◆ **Description of the task**:
Look for the string "true" in the lines and copy each line that has it.
───
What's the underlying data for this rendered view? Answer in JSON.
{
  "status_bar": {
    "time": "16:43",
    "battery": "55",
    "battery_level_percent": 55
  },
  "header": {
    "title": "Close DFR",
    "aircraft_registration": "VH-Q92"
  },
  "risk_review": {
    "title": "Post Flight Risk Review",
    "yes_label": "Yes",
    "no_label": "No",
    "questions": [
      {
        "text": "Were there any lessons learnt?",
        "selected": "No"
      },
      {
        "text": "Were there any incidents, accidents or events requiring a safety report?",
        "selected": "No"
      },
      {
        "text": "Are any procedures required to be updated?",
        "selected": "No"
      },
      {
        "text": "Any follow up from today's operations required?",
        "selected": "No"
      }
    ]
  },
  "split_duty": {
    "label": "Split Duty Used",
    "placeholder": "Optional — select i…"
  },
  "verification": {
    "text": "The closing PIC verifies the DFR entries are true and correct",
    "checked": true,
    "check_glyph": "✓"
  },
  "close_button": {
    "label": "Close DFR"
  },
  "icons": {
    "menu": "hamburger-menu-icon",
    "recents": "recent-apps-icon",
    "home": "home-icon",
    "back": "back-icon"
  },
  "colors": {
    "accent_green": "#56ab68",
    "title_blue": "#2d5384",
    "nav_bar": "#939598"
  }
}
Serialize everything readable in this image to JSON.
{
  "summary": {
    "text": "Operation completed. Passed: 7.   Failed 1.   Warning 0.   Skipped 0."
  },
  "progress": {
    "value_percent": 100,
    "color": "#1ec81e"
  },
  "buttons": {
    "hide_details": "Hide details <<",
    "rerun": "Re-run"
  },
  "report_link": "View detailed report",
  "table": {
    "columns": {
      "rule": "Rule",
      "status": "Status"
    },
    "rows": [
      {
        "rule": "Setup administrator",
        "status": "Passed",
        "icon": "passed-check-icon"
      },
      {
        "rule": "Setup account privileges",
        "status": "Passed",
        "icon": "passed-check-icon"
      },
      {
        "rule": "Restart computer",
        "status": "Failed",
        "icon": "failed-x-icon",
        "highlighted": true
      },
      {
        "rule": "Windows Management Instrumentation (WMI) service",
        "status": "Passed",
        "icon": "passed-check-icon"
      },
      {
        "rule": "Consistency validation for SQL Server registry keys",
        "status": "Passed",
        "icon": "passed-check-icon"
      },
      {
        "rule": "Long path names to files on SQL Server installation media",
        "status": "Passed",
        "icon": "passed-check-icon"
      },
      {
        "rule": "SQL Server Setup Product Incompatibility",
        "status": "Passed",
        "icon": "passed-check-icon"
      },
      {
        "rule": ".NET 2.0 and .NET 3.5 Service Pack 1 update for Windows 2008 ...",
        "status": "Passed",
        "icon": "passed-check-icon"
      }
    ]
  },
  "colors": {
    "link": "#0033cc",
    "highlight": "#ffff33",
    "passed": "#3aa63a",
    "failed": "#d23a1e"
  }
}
───
◆ **The result**:
    "text": "The closing PIC verifies the DFR entries are true and correct",
    "checked": true,
        "highlighted": true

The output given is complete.